GOAL: Could you extract every entry below and reproduce it exactly?

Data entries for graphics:

_ _ _

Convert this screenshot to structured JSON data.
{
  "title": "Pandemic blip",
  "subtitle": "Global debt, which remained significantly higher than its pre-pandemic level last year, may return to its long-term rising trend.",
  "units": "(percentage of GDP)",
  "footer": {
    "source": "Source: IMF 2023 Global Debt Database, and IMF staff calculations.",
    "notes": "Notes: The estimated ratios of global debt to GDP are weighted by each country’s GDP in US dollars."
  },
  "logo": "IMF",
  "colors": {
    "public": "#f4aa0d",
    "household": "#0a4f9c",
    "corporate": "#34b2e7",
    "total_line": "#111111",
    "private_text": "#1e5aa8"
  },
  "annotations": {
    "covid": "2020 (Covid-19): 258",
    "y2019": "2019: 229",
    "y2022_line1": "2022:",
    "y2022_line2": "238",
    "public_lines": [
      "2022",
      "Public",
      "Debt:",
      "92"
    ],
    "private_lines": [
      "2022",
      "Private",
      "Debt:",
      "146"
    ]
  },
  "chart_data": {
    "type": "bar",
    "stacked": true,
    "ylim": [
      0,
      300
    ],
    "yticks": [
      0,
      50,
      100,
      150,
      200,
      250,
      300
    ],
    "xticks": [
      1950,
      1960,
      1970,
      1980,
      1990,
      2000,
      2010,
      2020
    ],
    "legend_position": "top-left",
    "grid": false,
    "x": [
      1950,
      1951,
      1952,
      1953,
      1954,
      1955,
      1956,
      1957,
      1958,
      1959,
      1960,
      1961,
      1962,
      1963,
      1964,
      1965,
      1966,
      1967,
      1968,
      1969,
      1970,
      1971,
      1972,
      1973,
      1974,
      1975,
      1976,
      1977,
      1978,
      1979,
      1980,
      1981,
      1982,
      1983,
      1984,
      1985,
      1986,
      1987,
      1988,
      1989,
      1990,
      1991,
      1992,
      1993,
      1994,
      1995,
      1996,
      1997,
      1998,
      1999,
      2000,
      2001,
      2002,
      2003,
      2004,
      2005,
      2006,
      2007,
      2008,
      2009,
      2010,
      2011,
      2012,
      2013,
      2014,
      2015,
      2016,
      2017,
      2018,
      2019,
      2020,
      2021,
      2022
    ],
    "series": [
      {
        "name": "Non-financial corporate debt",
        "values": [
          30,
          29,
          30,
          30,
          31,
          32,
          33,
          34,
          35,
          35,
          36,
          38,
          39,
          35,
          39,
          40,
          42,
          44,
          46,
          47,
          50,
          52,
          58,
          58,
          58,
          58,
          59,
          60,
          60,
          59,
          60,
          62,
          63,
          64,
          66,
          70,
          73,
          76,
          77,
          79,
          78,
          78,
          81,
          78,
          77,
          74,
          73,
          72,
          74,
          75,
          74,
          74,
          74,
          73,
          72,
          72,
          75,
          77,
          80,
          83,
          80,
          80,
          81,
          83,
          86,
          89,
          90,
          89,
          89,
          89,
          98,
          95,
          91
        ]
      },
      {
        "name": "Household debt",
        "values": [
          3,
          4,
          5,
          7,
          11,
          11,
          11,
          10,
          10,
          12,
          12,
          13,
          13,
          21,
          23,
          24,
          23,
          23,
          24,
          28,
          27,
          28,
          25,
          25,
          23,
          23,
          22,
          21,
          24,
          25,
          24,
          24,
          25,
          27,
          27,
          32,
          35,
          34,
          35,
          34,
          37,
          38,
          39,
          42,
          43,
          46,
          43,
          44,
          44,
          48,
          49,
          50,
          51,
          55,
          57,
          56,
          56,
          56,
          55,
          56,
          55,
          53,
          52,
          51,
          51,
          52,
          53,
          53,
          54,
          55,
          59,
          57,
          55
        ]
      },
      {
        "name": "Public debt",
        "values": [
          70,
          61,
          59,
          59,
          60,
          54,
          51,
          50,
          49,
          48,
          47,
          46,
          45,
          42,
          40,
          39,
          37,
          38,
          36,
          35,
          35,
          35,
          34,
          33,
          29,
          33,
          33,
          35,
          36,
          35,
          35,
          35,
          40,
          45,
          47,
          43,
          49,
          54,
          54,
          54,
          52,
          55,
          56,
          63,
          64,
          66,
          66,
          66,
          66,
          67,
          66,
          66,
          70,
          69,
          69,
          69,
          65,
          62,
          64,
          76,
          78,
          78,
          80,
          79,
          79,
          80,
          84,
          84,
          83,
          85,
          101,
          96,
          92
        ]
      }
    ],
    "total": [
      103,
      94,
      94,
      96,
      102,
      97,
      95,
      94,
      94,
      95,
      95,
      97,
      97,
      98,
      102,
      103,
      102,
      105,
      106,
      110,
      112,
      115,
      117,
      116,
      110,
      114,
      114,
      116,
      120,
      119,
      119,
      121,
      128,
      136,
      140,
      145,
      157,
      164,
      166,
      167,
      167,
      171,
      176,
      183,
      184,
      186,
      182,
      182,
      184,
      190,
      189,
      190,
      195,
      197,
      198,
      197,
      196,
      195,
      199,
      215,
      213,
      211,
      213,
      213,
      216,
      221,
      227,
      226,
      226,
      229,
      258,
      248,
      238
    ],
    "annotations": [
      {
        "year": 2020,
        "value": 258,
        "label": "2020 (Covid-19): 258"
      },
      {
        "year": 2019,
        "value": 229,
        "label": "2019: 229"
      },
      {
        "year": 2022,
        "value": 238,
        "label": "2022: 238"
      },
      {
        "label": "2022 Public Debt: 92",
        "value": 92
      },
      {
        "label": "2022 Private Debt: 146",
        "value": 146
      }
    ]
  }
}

_ _ _

EXERCISE OUTPUT:
Convert this screenshot to structured JSON data.
{
  "title": "Pandemic blip",
  "subtitle": "Global debt, which remained significantly higher than its pre-pandemic level last year, may return to its long-term rising trend.",
  "units": "(percentage of GDP)",
  "footer": {
    "source": "Source: IMF 2023 Global Debt Database, and IMF staff calculations.",
    "notes": "Notes: The estimated ratios of global debt to GDP are weighted by each country’s GDP in US dollars."
  },
  "logo": "IMF",
  "colors": {
    "public": "#f4aa0d",
    "household": "#0a4f9c",
    "corporate": "#34b2e7",
    "total_line": "#111111",
    "private_text": "#1e5aa8"
  },
  "annotations": {
    "covid": "2020 (Covid-19): 258",
    "y2019": "2019: 229",
    "y2022_line1": "2022:",
    "y2022_line2": "238",
    "public_lines": [
      "2022",
      "Public",
      "Debt:",
      "92"
    ],
    "private_lines": [
      "2022",
      "Private",
      "Debt:",
      "146"
    ]
  },
  "chart_data": {
    "type": "bar",
    "stacked": true,
    "ylim": [
      0,
      300
    ],
    "yticks": [
      0,
      50,
      100,
      150,
      200,
      250,
      300
    ],
    "xticks": [
      1950,
      1960,
      1970,
      1980,
      1990,
      2000,
      2010,
      2020
    ],
    "legend_position": "top-left",
    "grid": false,
    "x": [
      1950,
      1951,
      1952,
      1953,
      1954,
      1955,
      1956,
      1957,
      1958,
      1959,
      1960,
      1961,
      1962,
      1963,
      1964,
      1965,
      1966,
      1967,
      1968,
      1969,
      1970,
      1971,
      1972,
      1973,
      1974,
      1975,
      1976,
      1977,
      1978,
      1979,
      1980,
      1981,
      1982,
      1983,
      1984,
      1985,
      1986,
      1987,
      1988,
      1989,
      1990,
      1991,
      1992,
      1993,
      1994,
      1995,
      1996,
      1997,
      1998,
      1999,
      2000,
      2001,
      2002,
      2003,
      2004,
      2005,
      2006,
      2007,
      2008,
      2009,
      2010,
      2011,
      2012,
      2013,
      2014,
      2015,
      2016,
      2017,
      2018,
      2019,
      2020,
      2021,
      2022
    ],
    "series": [
      {
        "name": "Non-financial corporate debt",
        "values": [
          30,
          29,
          30,
          30,
          31,
          32,
          33,
          34,
          35,
          35,
          36,
          38,
          39,
          35,
          39,
          40,
          42,
          44,
          46,
          47,
          50,
          52,
          58,
          58,
          58,
          58,
          59,
          60,
          60,
          59,
          60,
          62,
          63,
          64,
          66,
          70,
          73,
          76,
          77,
          79,
          78,
          78,
          81,
          78,
          77,
          74,
          73,
          72,
          74,
          75,
          74,
          74,
          74,
          73,
          72,
          72,
          75,
          77,
          80,
          83,
          80,
          80,
          81,
          83,
          86,
          89,
          90,
          89,
          89,
          89,
          98,
          95,
          91
        ]
      },
      {
        "name": "Household debt",
        "values": [
          3,
          4,
          5,
          7,
          11,
          11,
          11,
          10,
          10,
          12,
          12,
          13,
          13,
          21,
          23,
          24,
          23,
          23,
          24,
          28,
          27,
          28,
          25,
          25,
          23,
          23,
          22,
          21,
          24,
          25,
          24,
          24,
          25,
          27,
          27,
          32,
          35,
          34,
          35,
          34,
          37,
          38,
          39,
          42,
          43,
          46,
          43,
          44,
          44,
          48,
          49,
          50,
          51,
          55,
          57,
          56,
          56,
          56,
          55,
          56,
          55,
          53,
          52,
          51,
          51,
          52,
          53,
          53,
          54,
          55,
          59,
          57,
          55
        ]
      },
      {
        "name": "Public debt",
        "values": [
          70,
          61,
          59,
          59,
          60,
          54,
          51,
          50,
          49,
          48,
          47,
          46,
          45,
          42,
          40,
          39,
          37,
          38,
          36,
          35,
          35,
          35,
          34,
          33,
          29,
          33,
          33,
          35,
          36,
          35,
          35,
          35,
          40,
          45,
          47,
          43,
          49,
          54,
          54,
          54,
          52,
          55,
          56,
          63,
          64,
          66,
          66,
          66,
          66,
          67,
          66,
          66,
          70,
          69,
          69,
          69,
          65,
          62,
          64,
          76,
          78,
          78,
          80,
          79,
          79,
          80,
          84,
          84,
          83,
          85,
          101,
          96,
          92
        ]
      }
    ],
    "total": [
      103,
      94,
      94,
      96,
      102,
      97,
      95,
      94,
      94,
      95,
      95,
      97,
      97,
      98,
      102,
      103,
      102,
      105,
      106,
      110,
      112,
      115,
      117,
      116,
      110,
      114,
      114,
      116,
      120,
      119,
      119,
      121,
      128,
      136,
      140,
      145,
      157,
      164,
      166,
      167,
      167,
      171,
      176,
      183,
      184,
      186,
      182,
      182,
      184,
      190,
      189,
      190,
      195,
      197,
      198,
      197,
      196,
      195,
      199,
      215,
      213,
      211,
      213,
      213,
      216,
      221,
      227,
      226,
      226,
      229,
      258,
      248,
      238
    ],
    "annotations": [
      {
        "year": 2020,
        "value": 258,
        "label": "2020 (Covid-19): 258"
      },
      {
        "year": 2019,
        "value": 229,
        "label": "2019: 229"
      },
      {
        "year": 2022,
        "value": 238,
        "label": "2022: 238"
      },
      {
        "label": "2022 Public Debt: 92",
        "value": 92
      },
      {
        "label": "2022 Private Debt: 146",
        "value": 146
      }
    ]
  }
}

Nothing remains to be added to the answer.